*Task prompt*. Reproduce the following material exactly, including every line.

▼

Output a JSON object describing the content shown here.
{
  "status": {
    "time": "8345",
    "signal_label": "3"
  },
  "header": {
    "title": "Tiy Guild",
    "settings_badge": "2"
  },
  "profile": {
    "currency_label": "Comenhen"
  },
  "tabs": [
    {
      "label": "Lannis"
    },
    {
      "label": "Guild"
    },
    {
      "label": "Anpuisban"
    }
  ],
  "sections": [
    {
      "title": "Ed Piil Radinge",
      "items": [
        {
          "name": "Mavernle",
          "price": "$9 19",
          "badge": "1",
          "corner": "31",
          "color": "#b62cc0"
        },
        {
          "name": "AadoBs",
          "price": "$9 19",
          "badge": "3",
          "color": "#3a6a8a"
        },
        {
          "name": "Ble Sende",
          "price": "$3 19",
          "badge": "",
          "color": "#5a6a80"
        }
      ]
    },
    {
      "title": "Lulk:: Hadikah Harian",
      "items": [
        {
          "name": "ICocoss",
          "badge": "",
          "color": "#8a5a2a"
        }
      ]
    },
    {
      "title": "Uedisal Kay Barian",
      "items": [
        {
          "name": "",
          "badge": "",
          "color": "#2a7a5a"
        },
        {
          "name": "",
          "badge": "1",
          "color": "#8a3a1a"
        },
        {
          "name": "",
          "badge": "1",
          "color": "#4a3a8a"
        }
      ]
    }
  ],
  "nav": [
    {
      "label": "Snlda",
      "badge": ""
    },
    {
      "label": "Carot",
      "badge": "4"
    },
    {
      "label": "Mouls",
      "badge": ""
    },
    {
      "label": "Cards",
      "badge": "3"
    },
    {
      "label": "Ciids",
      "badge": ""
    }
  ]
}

▲

*Response to the exercise*.
Output a JSON object describing the content shown here.
{
  "status": {
    "time": "8345",
    "signal_label": "3"
  },
  "header": {
    "title": "Tiy Guild",
    "settings_badge": "2"
  },
  "profile": {
    "currency_label": "Comenhen"
  },
  "tabs": [
    {
      "label": "Lannis"
    },
    {
      "label": "Guild"
    },
    {
      "label": "Anpuisban"
    }
  ],
  "sections": [
    {
      "title": "Ed Piil Radinge",
      "items": [
        {
          "name": "Mavernle",
          "price": "$9 19",
          "badge": "1",
          "corner": "31",
          "color": "#b62cc0"
        },
        {
          "name": "AadoBs",
          "price": "$9 19",
          "badge": "3",
          "color": "#3a6a8a"
        },
        {
          "name": "Ble Sende",
          "price": "$3 19",
          "badge": "",
          "color": "#5a6a80"
        }
      ]
    },
    {
      "title": "Lulk:: Hadikah Harian",
      "items": [
        {
          "name": "ICocoss",
          "badge": "",
          "color": "#8a5a2a"
        }
      ]
    },
    {
      "title": "Uedisal Kay Barian",
      "items": [
        {
          "name": "",
          "badge": "",
          "color": "#2a7a5a"
        },
        {
          "name": "",
          "badge": "1",
          "color": "#8a3a1a"
        },
        {
          "name": "",
          "badge": "1",
          "color": "#4a3a8a"
        }
      ]
    }
  ],
  "nav": [
    {
      "label": "Snlda",
      "badge": ""
    },
    {
      "label": "Carot",
      "badge": "4"
    },
    {
      "label": "Mouls",
      "badge": ""
    },
    {
      "label": "Cards",
      "badge": "3"
    },
    {
      "label": "Ciids",
      "badge": ""
    }
  ]
}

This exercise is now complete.